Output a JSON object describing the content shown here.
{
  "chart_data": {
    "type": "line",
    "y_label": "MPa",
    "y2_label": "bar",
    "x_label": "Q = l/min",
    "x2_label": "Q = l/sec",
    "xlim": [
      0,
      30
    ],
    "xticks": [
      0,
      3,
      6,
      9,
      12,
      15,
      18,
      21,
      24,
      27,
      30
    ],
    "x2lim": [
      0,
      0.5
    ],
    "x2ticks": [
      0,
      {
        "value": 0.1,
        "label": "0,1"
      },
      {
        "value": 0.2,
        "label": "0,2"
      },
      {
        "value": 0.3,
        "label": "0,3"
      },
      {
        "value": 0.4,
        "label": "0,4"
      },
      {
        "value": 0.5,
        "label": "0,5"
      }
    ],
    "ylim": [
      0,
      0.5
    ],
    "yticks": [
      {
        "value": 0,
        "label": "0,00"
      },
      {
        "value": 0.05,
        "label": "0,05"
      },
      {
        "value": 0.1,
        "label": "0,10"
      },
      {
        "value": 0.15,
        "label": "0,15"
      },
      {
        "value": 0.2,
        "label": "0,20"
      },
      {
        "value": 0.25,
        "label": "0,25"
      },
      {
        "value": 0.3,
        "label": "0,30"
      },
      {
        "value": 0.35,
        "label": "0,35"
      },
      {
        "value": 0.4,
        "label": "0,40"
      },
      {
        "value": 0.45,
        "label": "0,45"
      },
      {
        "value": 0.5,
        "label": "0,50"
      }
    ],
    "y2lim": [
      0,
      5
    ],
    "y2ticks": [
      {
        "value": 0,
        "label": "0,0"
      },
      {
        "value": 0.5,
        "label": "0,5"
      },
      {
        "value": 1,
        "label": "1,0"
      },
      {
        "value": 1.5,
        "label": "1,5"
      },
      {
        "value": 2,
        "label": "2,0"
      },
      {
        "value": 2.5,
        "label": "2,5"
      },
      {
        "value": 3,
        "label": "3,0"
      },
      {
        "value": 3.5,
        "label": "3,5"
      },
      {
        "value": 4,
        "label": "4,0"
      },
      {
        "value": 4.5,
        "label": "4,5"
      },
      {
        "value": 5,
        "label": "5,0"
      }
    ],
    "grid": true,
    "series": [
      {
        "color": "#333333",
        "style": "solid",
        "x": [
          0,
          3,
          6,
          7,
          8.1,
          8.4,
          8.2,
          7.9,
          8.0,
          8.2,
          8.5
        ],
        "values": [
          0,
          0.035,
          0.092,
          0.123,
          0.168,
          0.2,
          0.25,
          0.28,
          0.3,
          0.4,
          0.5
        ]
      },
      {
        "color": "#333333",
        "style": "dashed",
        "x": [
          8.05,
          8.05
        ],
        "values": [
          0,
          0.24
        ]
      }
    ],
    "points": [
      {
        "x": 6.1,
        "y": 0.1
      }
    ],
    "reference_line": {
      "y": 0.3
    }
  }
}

● ● ● ●

Every line of the material must be returned exactly as it appears.

Output a JSON object describing the content shown here.
{
  "chart_data": {
    "type": "line",
    "y_label": "MPa",
    "y2_label": "bar",
    "x_label": "Q = l/min",
    "x2_label": "Q = l/sec",
    "xlim": [
      0,
      30
    ],
    "xticks": [
      0,
      3,
      6,
      9,
      12,
      15,
      18,
      21,
      24,
      27,
      30
    ],
    "x2lim": [
      0,
      0.5
    ],
    "x2ticks": [
      0,
      {
        "value": 0.1,
        "label": "0,1"
      },
      {
        "value": 0.2,
        "label": "0,2"
      },
      {
        "value": 0.3,
        "label": "0,3"
      },
      {
        "value": 0.4,
        "label": "0,4"
      },
      {
        "value": 0.5,
        "label": "0,5"
      }
    ],
    "ylim": [
      0,
      0.5
    ],
    "yticks": [
      {
        "value": 0,
        "label": "0,00"
      },
      {
        "value": 0.05,
        "label": "0,05"
      },
      {
        "value": 0.1,
        "label": "0,10"
      },
      {
        "value": 0.15,
        "label": "0,15"
      },
      {
        "value": 0.2,
        "label": "0,20"
      },
      {
        "value": 0.25,
        "label": "0,25"
      },
      {
        "value": 0.3,
        "label": "0,30"
      },
      {
        "value": 0.35,
        "label": "0,35"
      },
      {
        "value": 0.4,
        "label": "0,40"
      },
      {
        "value": 0.45,
        "label": "0,45"
      },
      {
        "value": 0.5,
        "label": "0,50"
      }
    ],
    "y2lim": [
      0,
      5
    ],
    "y2ticks": [
      {
        "value": 0,
        "label": "0,0"
      },
      {
        "value": 0.5,
        "label": "0,5"
      },
      {
        "value": 1,
        "label": "1,0"
      },
      {
        "value": 1.5,
        "label": "1,5"
      },
      {
        "value": 2,
        "label": "2,0"
      },
      {
        "value": 2.5,
        "label": "2,5"
      },
      {
        "value": 3,
        "label": "3,0"
      },
      {
        "value": 3.5,
        "label": "3,5"
      },
      {
        "value": 4,
        "label": "4,0"
      },
      {
        "value": 4.5,
        "label": "4,5"
      },
      {
        "value": 5,
        "label": "5,0"
      }
    ],
    "grid": true,
    "series": [
      {
        "color": "#333333",
        "style": "solid",
        "x": [
          0,
          3,
          6,
          7,
          8.1,
          8.4,
          8.2,
          7.9,
          8.0,
          8.2,
          8.5
        ],
        "values": [
          0,
          0.035,
          0.092,
          0.123,
          0.168,
          0.2,
          0.25,
          0.28,
          0.3,
          0.4,
          0.5
        ]
      },
      {
        "color": "#333333",
        "style": "dashed",
        "x": [
          8.05,
          8.05
        ],
        "values": [
          0,
          0.24
        ]
      }
    ],
    "points": [
      {
        "x": 6.1,
        "y": 0.1
      }
    ],
    "reference_line": {
      "y": 0.3
    }
  }
}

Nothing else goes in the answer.